-- Start of PAGE EXTRACT --

August 4, 2012 in City

Shawn Vestal: Our cultural narrative of violence

By The Spokesman-Review
 

Shooting. Punching. Killing.

If you were to judge us by what we find entertaining, you would conclude these are our holy trinity. The things we believe in more than any other things; the things we will watch and watch and watch and watch some more; our story of who we think we are.

Shooters. Punchers. Killers.

Not long before the cinema shooting in Aurora, Colo., I took my 5-year-old son to see the new Spider-Man movie. This is, I know, a debatable decision. His deep love of superheroes – fostered by dad – means he wants to see things that are filled with the cartoon versions of shooting, punching and killing, and we have let him, within limits. The movie itself was as expected; it made my son want to run around and pretend to punch and web-shoot lizard men.

What really struck me were the previews: a 20-minute assault of assault, chopped into two- and three-second blasts, aimed with precision at the heart and mind of the American boy.

Shooting. Punching. Killing.

-- End of PAGE EXTRACT --

◆ **SET PROBLEM 1**
According to the column on our cultural narrative of violence, which movie did the writer take a 5-year-old son to see?
◆ **SET PROBLEM 2**
Reproduce the column on our cultural narrative of violence word for word, starting at "August 4, 2012" and ending after "Shooters. Punchers. Killers.".
The listing has nothing to do with the column.

-- Start of DATASET SECTION --

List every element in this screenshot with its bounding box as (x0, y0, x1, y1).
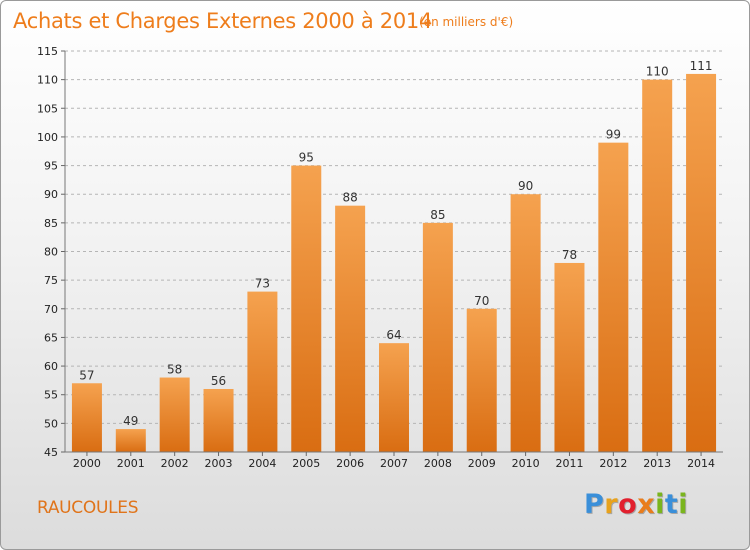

-- End of DATASET SECTION --

◆ **WRITTEN ANSWER 1**
The new Spider-Man movie.

◆ **WRITTEN ANSWER 2**
August 4, 2012 in City

Shawn Vestal: Our cultural narrative of violence

By The Spokesman-Review
 

Shooting. Punching. Killing.

If you were to judge us by what we find entertaining, you would conclude these are our holy trinity. The things we believe in more than any other things; the things we will watch and watch and watch and watch some more; our story of who we think we are.

Shooters. Punchers. Killers.